___ Recorded data ___

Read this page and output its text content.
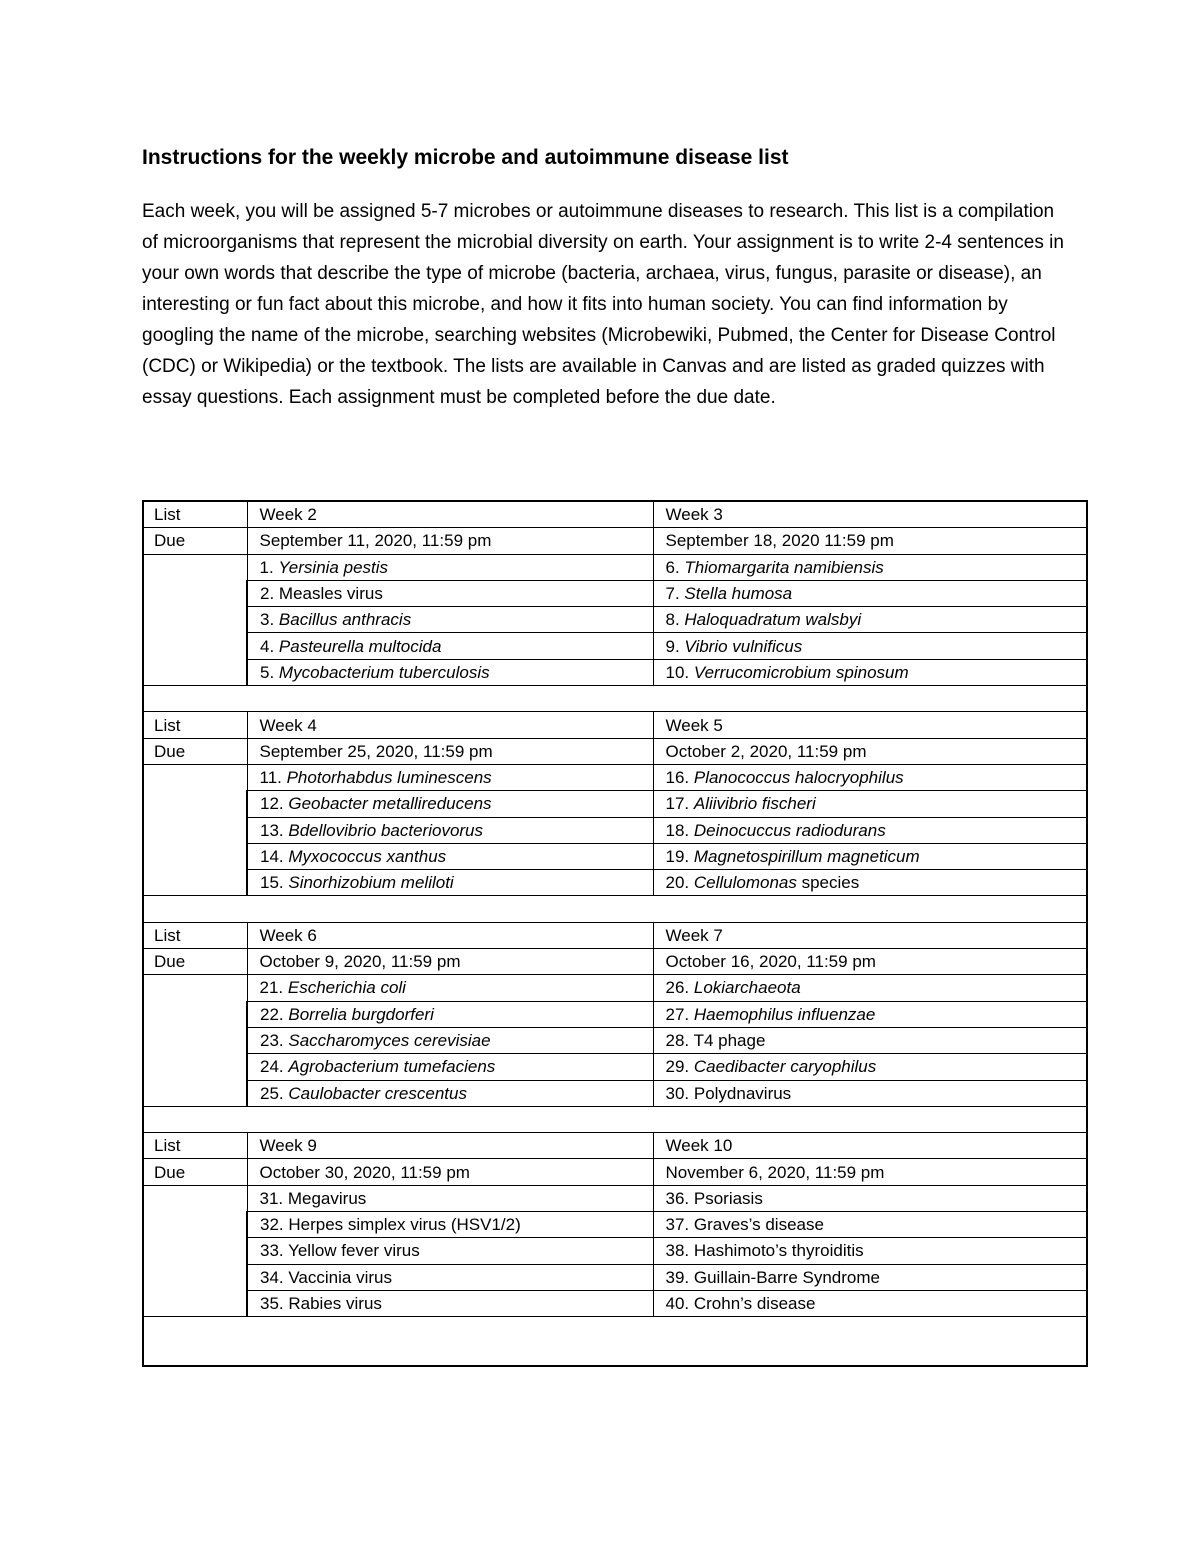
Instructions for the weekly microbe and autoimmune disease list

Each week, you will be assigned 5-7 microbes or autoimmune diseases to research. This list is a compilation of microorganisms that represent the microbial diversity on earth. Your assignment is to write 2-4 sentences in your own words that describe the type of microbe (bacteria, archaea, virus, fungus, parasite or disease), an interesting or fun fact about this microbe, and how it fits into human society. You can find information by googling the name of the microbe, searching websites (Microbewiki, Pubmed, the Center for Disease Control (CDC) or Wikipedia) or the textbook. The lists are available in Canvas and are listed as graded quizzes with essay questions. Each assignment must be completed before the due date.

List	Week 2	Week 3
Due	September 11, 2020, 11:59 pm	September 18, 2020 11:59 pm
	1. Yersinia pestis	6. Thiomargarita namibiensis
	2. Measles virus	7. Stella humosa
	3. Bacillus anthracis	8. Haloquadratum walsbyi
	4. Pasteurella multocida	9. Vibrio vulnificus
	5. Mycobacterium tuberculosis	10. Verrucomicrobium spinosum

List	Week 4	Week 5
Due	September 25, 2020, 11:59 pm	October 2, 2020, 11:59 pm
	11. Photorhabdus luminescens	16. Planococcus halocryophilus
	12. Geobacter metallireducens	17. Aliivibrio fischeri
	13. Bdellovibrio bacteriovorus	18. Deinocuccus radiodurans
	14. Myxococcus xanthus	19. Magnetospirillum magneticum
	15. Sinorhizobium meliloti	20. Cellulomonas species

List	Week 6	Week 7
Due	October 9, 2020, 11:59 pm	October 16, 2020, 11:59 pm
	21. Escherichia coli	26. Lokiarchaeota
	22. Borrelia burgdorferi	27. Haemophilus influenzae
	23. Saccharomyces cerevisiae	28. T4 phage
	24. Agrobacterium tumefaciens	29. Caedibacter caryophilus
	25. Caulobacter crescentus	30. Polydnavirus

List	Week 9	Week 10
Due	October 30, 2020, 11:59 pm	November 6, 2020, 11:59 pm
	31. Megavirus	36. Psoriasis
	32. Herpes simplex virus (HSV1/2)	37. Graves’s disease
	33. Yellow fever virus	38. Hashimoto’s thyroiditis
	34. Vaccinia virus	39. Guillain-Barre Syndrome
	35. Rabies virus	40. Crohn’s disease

___

Work request: Above are several records. Count the lines among them that contain "disease" and give only the total.

Completed task: 4